-- Data shown --
·····

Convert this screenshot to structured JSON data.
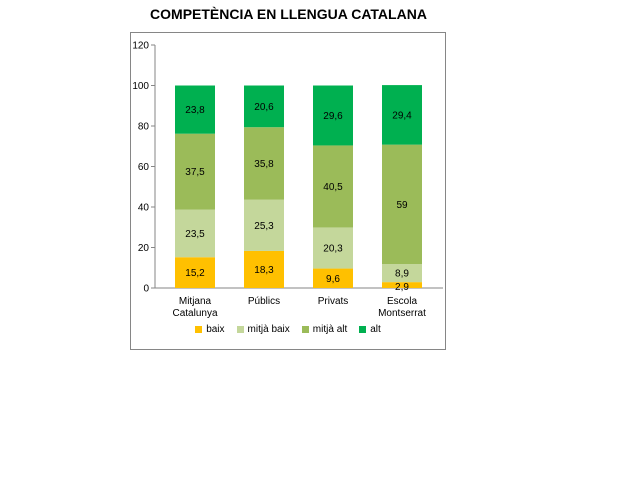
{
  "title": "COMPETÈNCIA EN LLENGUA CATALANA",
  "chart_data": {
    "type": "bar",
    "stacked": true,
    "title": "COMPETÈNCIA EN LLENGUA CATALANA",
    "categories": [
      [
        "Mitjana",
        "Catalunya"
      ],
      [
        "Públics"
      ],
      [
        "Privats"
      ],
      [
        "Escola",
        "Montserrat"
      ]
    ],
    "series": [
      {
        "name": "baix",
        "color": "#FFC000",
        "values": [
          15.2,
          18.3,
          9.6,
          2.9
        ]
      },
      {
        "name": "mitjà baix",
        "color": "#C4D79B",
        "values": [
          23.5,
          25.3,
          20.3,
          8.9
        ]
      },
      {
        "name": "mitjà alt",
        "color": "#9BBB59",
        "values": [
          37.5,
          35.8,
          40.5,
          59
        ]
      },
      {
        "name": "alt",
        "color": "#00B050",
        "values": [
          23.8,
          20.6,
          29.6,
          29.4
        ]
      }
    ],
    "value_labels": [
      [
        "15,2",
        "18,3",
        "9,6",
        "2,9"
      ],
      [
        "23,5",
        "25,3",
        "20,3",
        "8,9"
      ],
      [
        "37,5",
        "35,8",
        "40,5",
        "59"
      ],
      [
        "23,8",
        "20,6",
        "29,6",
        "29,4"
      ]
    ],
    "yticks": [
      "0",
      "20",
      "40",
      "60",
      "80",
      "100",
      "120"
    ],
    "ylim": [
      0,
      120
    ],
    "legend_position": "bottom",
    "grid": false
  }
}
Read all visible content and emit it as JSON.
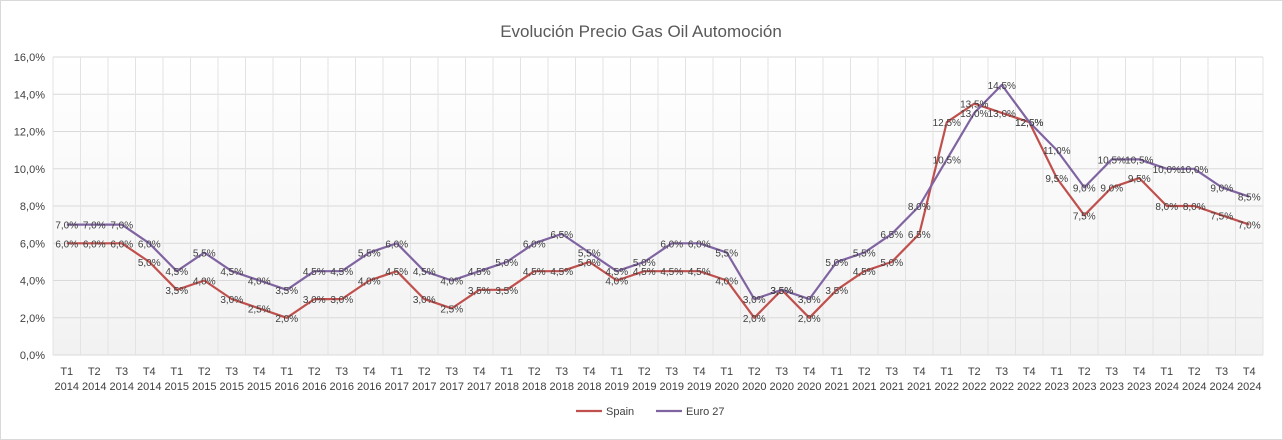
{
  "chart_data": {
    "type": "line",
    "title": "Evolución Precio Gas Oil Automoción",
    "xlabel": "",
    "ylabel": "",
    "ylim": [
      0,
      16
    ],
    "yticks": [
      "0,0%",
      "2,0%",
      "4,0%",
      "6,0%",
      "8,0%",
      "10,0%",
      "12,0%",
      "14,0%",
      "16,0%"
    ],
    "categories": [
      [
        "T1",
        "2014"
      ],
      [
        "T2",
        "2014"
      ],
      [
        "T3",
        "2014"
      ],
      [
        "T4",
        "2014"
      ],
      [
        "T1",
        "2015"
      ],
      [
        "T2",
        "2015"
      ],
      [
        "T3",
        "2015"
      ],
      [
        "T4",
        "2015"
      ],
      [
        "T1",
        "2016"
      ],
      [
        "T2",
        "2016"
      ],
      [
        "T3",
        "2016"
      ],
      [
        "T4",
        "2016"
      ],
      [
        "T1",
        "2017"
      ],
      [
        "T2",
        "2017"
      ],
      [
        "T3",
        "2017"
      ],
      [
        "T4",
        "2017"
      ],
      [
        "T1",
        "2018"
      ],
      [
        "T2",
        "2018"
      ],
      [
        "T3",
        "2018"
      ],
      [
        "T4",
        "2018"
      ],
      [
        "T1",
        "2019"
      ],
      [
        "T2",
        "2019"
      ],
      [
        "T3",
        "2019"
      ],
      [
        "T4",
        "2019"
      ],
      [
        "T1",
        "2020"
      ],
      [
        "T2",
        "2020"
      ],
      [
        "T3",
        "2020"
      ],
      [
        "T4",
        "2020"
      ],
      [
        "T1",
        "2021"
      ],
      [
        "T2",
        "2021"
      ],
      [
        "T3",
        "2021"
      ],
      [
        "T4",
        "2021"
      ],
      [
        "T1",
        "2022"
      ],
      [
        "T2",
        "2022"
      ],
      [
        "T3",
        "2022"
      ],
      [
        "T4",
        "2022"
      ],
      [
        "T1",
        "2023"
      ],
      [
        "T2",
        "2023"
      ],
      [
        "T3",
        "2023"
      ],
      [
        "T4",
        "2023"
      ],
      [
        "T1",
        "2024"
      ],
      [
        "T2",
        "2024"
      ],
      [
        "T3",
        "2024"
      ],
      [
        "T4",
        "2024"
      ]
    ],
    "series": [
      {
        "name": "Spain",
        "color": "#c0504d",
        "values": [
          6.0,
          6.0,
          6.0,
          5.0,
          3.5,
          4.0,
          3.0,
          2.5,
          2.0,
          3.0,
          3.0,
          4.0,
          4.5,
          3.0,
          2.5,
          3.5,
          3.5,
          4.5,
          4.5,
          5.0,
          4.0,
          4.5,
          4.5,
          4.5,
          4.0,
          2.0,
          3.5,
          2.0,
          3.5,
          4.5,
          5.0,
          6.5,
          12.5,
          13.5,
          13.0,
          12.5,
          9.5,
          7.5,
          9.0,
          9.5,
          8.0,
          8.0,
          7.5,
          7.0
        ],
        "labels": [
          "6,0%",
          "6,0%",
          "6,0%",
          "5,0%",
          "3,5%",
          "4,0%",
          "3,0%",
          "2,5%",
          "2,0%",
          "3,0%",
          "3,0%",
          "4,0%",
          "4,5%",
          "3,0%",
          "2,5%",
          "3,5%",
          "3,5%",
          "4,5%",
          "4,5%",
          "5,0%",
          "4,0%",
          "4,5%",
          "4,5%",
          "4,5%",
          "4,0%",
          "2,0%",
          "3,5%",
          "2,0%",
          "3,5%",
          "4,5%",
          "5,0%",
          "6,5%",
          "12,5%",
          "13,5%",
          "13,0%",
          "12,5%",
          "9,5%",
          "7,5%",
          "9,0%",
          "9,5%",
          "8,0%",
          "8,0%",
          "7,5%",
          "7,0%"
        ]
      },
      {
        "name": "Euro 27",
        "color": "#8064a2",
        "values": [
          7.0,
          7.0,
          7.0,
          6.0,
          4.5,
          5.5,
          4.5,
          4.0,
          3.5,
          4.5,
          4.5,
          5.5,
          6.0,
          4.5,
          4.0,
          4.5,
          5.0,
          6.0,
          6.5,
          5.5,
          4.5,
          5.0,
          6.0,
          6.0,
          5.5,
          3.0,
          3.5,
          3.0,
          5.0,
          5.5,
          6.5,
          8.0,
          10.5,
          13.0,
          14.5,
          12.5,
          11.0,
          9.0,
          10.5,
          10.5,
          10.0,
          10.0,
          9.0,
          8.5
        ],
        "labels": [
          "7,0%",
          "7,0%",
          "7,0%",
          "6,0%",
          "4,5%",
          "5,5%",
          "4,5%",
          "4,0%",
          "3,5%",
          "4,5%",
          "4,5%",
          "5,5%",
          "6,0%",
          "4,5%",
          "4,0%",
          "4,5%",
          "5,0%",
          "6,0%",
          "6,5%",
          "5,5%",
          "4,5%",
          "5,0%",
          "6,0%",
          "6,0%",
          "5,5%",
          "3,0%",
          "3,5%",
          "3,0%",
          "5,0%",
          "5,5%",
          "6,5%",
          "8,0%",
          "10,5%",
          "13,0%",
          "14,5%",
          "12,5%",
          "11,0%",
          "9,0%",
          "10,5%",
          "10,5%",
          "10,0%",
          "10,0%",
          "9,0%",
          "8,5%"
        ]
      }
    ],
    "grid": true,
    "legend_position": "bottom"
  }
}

·····

-- Aim --
In the entries above, locate every line with the word "color" and copy it.

-- Answer to this problem --
        "color": "#FFC000",
        "color": "#C4D79B",
        "color": "#9BBB59",
        "color": "#00B050",
        "color": "#c0504d",
        "color": "#8064a2",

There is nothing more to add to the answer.